**Required task:** Would you pull out every line of the material that contains the string "Values"?

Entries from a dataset
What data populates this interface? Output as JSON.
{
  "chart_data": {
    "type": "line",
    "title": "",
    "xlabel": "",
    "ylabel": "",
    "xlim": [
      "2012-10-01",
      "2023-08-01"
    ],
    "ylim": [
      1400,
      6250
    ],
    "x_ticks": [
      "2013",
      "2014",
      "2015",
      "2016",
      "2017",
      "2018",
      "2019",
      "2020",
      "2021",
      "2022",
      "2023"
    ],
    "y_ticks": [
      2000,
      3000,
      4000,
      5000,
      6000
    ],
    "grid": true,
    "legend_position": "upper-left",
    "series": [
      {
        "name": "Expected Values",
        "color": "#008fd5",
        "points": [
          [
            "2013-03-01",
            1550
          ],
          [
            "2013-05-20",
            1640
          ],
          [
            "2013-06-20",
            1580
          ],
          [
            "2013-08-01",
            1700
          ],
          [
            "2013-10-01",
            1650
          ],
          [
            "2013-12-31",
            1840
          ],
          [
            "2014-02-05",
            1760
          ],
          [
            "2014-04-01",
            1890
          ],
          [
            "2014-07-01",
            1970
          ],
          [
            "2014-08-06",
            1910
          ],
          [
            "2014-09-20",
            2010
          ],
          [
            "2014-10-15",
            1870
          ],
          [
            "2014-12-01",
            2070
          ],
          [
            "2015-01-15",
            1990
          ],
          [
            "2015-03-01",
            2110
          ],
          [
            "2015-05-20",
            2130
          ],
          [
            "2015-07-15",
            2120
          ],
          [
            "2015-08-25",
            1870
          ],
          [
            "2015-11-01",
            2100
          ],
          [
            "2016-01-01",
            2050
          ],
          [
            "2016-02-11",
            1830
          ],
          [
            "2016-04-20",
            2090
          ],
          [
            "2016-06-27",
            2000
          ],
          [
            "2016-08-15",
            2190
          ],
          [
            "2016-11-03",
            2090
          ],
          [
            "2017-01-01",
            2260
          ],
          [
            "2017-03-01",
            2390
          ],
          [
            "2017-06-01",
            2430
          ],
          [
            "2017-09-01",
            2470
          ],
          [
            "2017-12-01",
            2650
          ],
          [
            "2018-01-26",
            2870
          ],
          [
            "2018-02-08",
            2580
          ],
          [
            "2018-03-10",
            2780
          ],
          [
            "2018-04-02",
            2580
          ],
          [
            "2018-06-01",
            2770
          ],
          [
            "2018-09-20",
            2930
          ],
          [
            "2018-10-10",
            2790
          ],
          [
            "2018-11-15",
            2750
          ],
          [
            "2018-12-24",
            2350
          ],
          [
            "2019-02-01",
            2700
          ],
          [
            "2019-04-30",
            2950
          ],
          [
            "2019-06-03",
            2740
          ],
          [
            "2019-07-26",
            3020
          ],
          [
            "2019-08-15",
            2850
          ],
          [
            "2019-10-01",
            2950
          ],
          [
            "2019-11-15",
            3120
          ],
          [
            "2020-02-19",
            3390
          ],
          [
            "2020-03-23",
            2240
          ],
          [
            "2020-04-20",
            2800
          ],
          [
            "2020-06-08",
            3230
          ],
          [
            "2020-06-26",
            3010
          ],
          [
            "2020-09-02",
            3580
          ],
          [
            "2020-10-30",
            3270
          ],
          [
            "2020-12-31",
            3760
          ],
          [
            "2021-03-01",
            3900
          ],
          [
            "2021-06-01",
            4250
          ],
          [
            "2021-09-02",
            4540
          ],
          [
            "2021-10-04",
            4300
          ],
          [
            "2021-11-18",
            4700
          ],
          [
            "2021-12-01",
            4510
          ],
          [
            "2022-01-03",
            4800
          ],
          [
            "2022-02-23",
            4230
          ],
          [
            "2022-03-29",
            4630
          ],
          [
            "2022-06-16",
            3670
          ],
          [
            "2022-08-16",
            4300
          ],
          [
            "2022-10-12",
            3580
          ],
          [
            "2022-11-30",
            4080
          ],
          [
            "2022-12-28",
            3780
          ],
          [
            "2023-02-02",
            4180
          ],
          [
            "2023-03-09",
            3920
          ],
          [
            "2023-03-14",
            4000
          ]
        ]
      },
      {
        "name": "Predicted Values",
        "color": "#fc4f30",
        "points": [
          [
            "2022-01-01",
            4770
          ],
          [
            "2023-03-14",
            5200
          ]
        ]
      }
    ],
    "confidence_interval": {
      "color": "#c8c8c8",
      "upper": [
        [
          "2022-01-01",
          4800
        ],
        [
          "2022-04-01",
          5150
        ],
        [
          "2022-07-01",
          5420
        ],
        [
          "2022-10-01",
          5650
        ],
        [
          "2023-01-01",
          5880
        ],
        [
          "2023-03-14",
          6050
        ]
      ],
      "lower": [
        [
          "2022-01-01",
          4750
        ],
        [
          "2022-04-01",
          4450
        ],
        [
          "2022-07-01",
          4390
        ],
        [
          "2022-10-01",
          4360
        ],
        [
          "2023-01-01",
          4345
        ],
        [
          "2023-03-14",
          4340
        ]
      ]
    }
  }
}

**Answer below:**
        "name": "Expected Values",
        "name": "Predicted Values",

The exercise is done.